Transcribe the records that follow in their entirety, omitting any pictures.

# # #

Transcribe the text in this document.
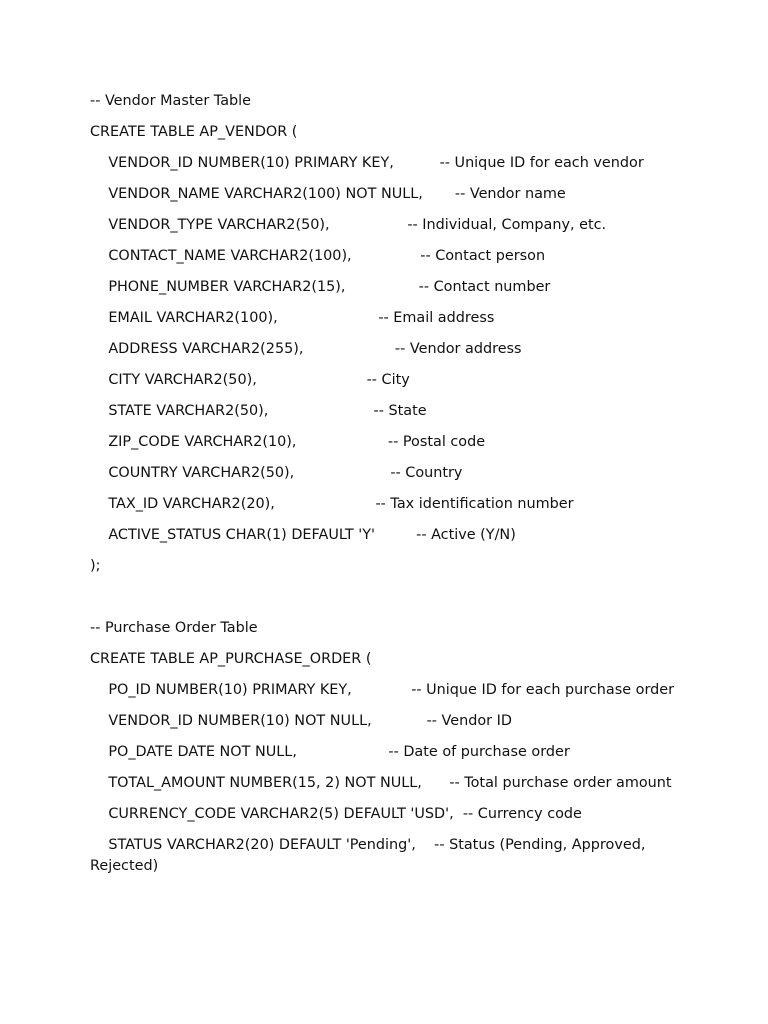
-- Vendor Master Table
CREATE TABLE AP_VENDOR (
VENDOR_ID NUMBER(10) PRIMARY KEY,          -- Unique ID for each vendor
VENDOR_NAME VARCHAR2(100) NOT NULL,       -- Vendor name
VENDOR_TYPE VARCHAR2(50),                 -- Individual, Company, etc.
CONTACT_NAME VARCHAR2(100),               -- Contact person
PHONE_NUMBER VARCHAR2(15),                -- Contact number
EMAIL VARCHAR2(100),                      -- Email address
ADDRESS VARCHAR2(255),                    -- Vendor address
CITY VARCHAR2(50),                        -- City
STATE VARCHAR2(50),                       -- State
ZIP_CODE VARCHAR2(10),                    -- Postal code
COUNTRY VARCHAR2(50),                     -- Country
TAX_ID VARCHAR2(20),                      -- Tax identification number
ACTIVE_STATUS CHAR(1) DEFAULT 'Y'         -- Active (Y/N)
);
-- Purchase Order Table
CREATE TABLE AP_PURCHASE_ORDER (
PO_ID NUMBER(10) PRIMARY KEY,             -- Unique ID for each purchase order
VENDOR_ID NUMBER(10) NOT NULL,            -- Vendor ID
PO_DATE DATE NOT NULL,                    -- Date of purchase order
TOTAL_AMOUNT NUMBER(15, 2) NOT NULL,      -- Total purchase order amount
CURRENCY_CODE VARCHAR2(5) DEFAULT 'USD',  -- Currency code
STATUS VARCHAR2(20) DEFAULT 'Pending',    -- Status (Pending, Approved, Rejected)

# # #

**COMPLETE ANSWER**
Transcribe the text in this document.
-- Vendor Master Table
CREATE TABLE AP_VENDOR (
VENDOR_ID NUMBER(10) PRIMARY KEY,          -- Unique ID for each vendor
VENDOR_NAME VARCHAR2(100) NOT NULL,       -- Vendor name
VENDOR_TYPE VARCHAR2(50),                 -- Individual, Company, etc.
CONTACT_NAME VARCHAR2(100),               -- Contact person
PHONE_NUMBER VARCHAR2(15),                -- Contact number
EMAIL VARCHAR2(100),                      -- Email address
ADDRESS VARCHAR2(255),                    -- Vendor address
CITY VARCHAR2(50),                        -- City
STATE VARCHAR2(50),                       -- State
ZIP_CODE VARCHAR2(10),                    -- Postal code
COUNTRY VARCHAR2(50),                     -- Country
TAX_ID VARCHAR2(20),                      -- Tax identification number
ACTIVE_STATUS CHAR(1) DEFAULT 'Y'         -- Active (Y/N)
);
-- Purchase Order Table
CREATE TABLE AP_PURCHASE_ORDER (
PO_ID NUMBER(10) PRIMARY KEY,             -- Unique ID for each purchase order
VENDOR_ID NUMBER(10) NOT NULL,            -- Vendor ID
PO_DATE DATE NOT NULL,                    -- Date of purchase order
TOTAL_AMOUNT NUMBER(15, 2) NOT NULL,      -- Total purchase order amount
CURRENCY_CODE VARCHAR2(5) DEFAULT 'USD',  -- Currency code
STATUS VARCHAR2(20) DEFAULT 'Pending',    -- Status (Pending, Approved, Rejected)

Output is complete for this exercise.